__Task__
Images embedded in the records are excluded; print everything else exactly as given.

[Stored data]
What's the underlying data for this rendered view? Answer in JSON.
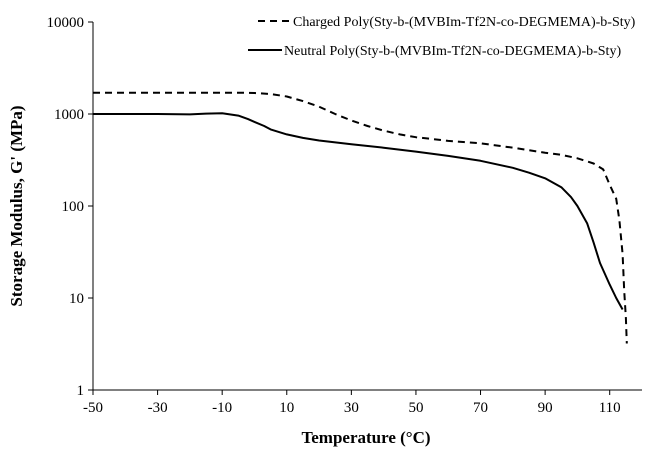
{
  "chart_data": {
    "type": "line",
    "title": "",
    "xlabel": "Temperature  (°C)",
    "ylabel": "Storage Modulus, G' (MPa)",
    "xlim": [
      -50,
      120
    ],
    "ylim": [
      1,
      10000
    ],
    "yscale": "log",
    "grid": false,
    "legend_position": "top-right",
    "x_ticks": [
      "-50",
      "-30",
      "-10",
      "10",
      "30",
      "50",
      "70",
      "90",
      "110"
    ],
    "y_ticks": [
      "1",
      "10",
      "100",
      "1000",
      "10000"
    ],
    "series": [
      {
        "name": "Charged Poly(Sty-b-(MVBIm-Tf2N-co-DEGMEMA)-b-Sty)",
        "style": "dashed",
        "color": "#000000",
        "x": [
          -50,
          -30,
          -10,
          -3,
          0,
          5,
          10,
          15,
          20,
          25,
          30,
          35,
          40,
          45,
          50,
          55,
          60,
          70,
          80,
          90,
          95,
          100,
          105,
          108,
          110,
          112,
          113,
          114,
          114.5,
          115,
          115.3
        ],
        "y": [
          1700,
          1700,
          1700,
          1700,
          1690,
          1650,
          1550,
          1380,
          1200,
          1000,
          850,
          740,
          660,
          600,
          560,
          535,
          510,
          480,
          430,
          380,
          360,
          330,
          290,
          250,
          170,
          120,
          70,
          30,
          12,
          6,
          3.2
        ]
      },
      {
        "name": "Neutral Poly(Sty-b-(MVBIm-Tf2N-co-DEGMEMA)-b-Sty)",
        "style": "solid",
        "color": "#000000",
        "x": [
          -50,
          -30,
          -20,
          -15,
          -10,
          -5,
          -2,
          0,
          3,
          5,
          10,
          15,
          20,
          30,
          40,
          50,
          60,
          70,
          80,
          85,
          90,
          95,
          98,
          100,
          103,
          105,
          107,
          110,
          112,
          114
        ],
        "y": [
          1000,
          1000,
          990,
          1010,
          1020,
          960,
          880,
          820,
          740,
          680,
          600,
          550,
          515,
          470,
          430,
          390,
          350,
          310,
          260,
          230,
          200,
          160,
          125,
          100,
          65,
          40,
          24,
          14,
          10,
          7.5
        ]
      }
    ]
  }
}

__Complete output__
What's the underlying data for this rendered view? Answer in JSON.
{
  "chart_data": {
    "type": "line",
    "title": "",
    "xlabel": "Temperature  (°C)",
    "ylabel": "Storage Modulus, G' (MPa)",
    "xlim": [
      -50,
      120
    ],
    "ylim": [
      1,
      10000
    ],
    "yscale": "log",
    "grid": false,
    "legend_position": "top-right",
    "x_ticks": [
      "-50",
      "-30",
      "-10",
      "10",
      "30",
      "50",
      "70",
      "90",
      "110"
    ],
    "y_ticks": [
      "1",
      "10",
      "100",
      "1000",
      "10000"
    ],
    "series": [
      {
        "name": "Charged Poly(Sty-b-(MVBIm-Tf2N-co-DEGMEMA)-b-Sty)",
        "style": "dashed",
        "color": "#000000",
        "x": [
          -50,
          -30,
          -10,
          -3,
          0,
          5,
          10,
          15,
          20,
          25,
          30,
          35,
          40,
          45,
          50,
          55,
          60,
          70,
          80,
          90,
          95,
          100,
          105,
          108,
          110,
          112,
          113,
          114,
          114.5,
          115,
          115.3
        ],
        "y": [
          1700,
          1700,
          1700,
          1700,
          1690,
          1650,
          1550,
          1380,
          1200,
          1000,
          850,
          740,
          660,
          600,
          560,
          535,
          510,
          480,
          430,
          380,
          360,
          330,
          290,
          250,
          170,
          120,
          70,
          30,
          12,
          6,
          3.2
        ]
      },
      {
        "name": "Neutral Poly(Sty-b-(MVBIm-Tf2N-co-DEGMEMA)-b-Sty)",
        "style": "solid",
        "color": "#000000",
        "x": [
          -50,
          -30,
          -20,
          -15,
          -10,
          -5,
          -2,
          0,
          3,
          5,
          10,
          15,
          20,
          30,
          40,
          50,
          60,
          70,
          80,
          85,
          90,
          95,
          98,
          100,
          103,
          105,
          107,
          110,
          112,
          114
        ],
        "y": [
          1000,
          1000,
          990,
          1010,
          1020,
          960,
          880,
          820,
          740,
          680,
          600,
          550,
          515,
          470,
          430,
          390,
          350,
          310,
          260,
          230,
          200,
          160,
          125,
          100,
          65,
          40,
          24,
          14,
          10,
          7.5
        ]
      }
    ]
  }
}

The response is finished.